## TASK
From the entries below, gather each line containing the word "الإجابة".

+ + + + +

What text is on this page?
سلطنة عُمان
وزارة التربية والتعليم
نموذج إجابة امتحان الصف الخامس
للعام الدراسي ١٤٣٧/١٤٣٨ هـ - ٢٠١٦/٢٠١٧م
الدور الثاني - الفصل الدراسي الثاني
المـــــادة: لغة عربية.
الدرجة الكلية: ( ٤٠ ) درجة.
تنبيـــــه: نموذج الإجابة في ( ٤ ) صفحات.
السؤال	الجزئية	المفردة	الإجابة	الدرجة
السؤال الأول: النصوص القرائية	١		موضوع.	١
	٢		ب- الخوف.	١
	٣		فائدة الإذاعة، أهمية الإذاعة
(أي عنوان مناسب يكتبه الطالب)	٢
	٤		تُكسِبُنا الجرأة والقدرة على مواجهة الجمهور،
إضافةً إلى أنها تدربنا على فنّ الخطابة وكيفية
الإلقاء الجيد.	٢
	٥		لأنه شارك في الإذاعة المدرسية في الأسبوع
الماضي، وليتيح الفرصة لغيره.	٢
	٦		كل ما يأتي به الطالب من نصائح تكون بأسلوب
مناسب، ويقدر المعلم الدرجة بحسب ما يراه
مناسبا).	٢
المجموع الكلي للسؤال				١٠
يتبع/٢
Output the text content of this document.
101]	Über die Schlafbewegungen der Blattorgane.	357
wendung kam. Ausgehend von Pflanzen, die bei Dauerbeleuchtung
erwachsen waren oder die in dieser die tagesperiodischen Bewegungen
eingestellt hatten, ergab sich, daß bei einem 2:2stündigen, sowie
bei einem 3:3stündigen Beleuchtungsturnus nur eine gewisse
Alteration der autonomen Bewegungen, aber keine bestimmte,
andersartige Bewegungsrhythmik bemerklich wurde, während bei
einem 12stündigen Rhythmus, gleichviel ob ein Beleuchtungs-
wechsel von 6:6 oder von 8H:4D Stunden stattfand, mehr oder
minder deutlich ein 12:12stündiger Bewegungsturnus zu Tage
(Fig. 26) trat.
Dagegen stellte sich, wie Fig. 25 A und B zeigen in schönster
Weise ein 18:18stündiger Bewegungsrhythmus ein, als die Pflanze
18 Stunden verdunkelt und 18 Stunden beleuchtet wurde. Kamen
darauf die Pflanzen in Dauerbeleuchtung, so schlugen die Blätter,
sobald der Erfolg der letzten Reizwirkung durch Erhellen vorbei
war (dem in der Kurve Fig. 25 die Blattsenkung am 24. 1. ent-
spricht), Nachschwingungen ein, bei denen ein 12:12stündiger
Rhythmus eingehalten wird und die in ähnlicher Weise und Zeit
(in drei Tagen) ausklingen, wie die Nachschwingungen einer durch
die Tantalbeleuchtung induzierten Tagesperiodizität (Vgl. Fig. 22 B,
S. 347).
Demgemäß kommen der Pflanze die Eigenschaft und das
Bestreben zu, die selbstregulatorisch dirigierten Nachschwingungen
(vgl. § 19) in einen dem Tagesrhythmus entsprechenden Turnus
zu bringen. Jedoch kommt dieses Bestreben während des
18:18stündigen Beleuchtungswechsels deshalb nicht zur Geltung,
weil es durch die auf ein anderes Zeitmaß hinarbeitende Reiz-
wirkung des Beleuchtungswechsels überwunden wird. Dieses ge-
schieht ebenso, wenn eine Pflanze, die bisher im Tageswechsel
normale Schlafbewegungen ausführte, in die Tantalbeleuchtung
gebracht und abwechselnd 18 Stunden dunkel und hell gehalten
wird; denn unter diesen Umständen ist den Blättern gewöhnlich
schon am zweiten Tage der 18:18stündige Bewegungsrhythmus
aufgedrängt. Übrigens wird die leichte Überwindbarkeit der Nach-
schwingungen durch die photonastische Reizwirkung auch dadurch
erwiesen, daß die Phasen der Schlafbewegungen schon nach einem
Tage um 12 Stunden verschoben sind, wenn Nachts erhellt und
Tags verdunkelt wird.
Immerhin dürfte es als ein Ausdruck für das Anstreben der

+ + + + +

## TASK ANSWER
تنبيـــــه: نموذج الإجابة في ( ٤ ) صفحات.
السؤال	الجزئية	المفردة	الإجابة	الدرجة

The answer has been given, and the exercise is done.